• _Materials provided_

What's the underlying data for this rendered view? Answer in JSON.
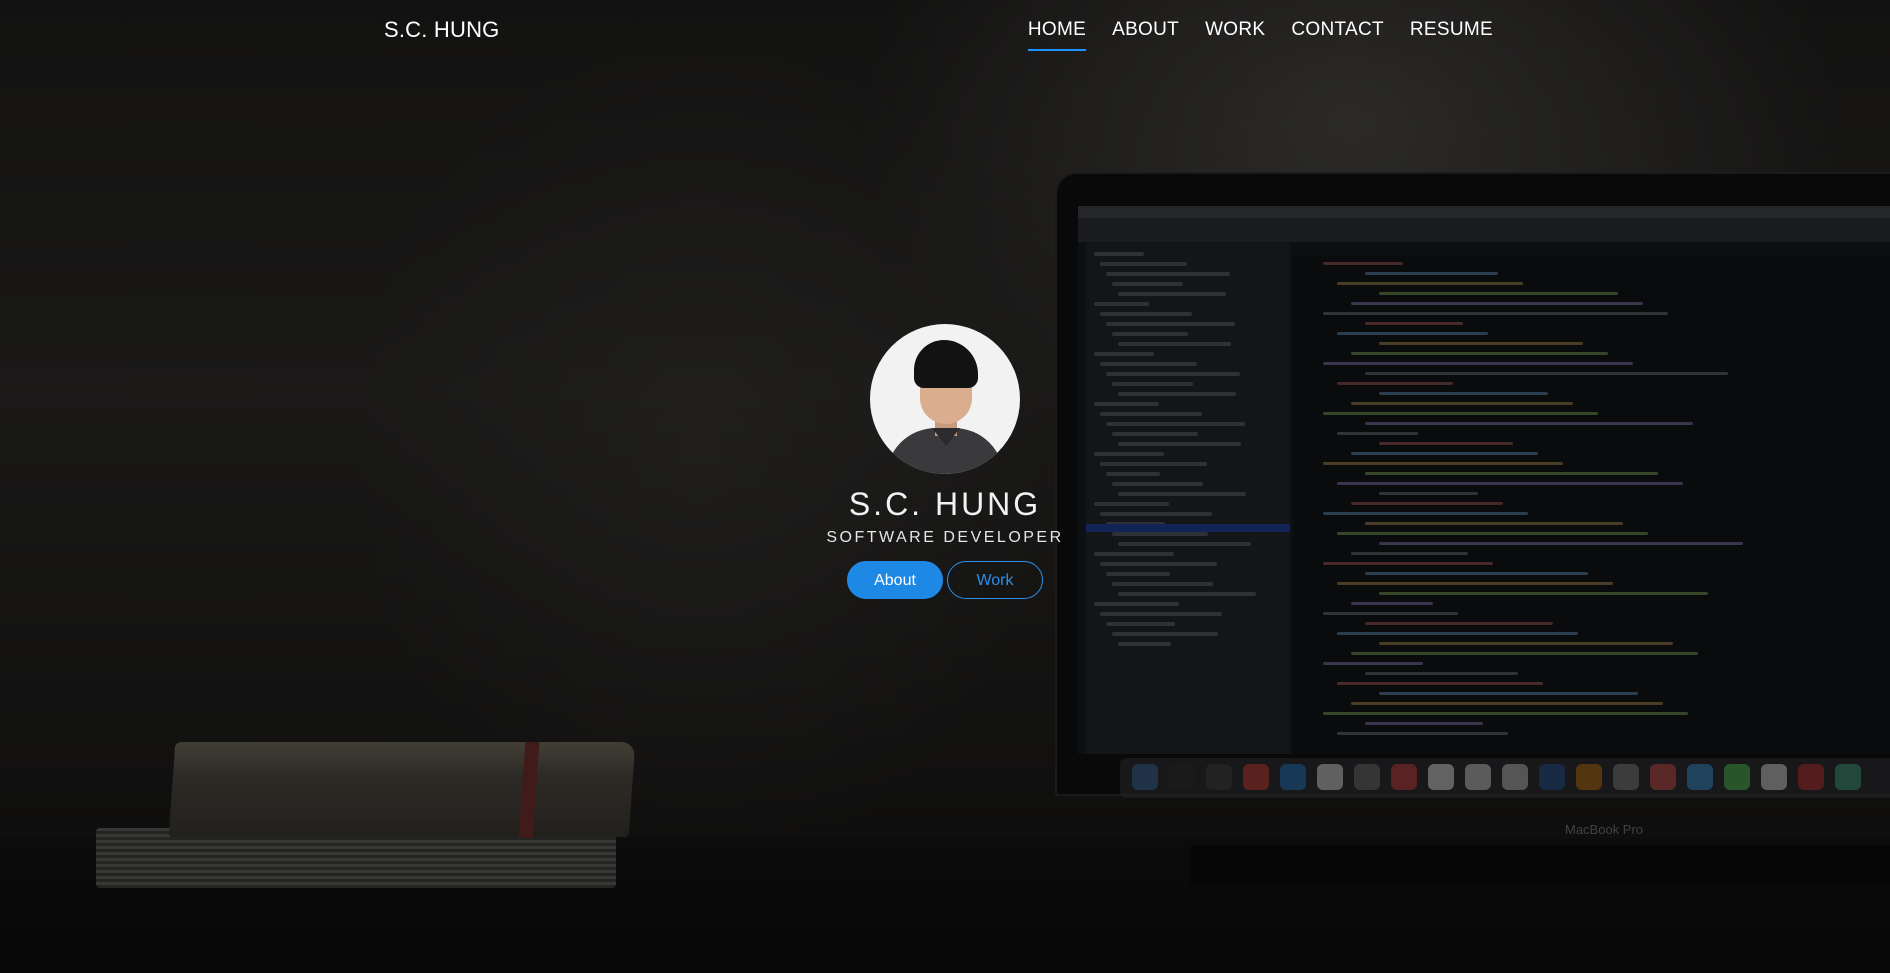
{
  "nav": {
    "brand": "S.C. HUNG",
    "items": [
      {
        "label": "HOME",
        "active": true
      },
      {
        "label": "ABOUT",
        "active": false
      },
      {
        "label": "WORK",
        "active": false
      },
      {
        "label": "CONTACT",
        "active": false
      },
      {
        "label": "RESUME",
        "active": false
      }
    ]
  },
  "hero": {
    "name": "S.C. HUNG",
    "subtitle": "SOFTWARE DEVELOPER",
    "buttons": {
      "about_label": "About",
      "work_label": "Work"
    },
    "laptop_label": "MacBook Pro"
  },
  "colors": {
    "accent": "#1e88e5",
    "nav_underline": "#1e90ff"
  }
}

• _What is asked_
Repeat the data above exactly, but not the pictures.

• _Solution_
What's the underlying data for this rendered view? Answer in JSON.
{
  "nav": {
    "brand": "S.C. HUNG",
    "items": [
      {
        "label": "HOME",
        "active": true
      },
      {
        "label": "ABOUT",
        "active": false
      },
      {
        "label": "WORK",
        "active": false
      },
      {
        "label": "CONTACT",
        "active": false
      },
      {
        "label": "RESUME",
        "active": false
      }
    ]
  },
  "hero": {
    "name": "S.C. HUNG",
    "subtitle": "SOFTWARE DEVELOPER",
    "buttons": {
      "about_label": "About",
      "work_label": "Work"
    },
    "laptop_label": "MacBook Pro"
  },
  "colors": {
    "accent": "#1e88e5",
    "nav_underline": "#1e90ff"
  }
}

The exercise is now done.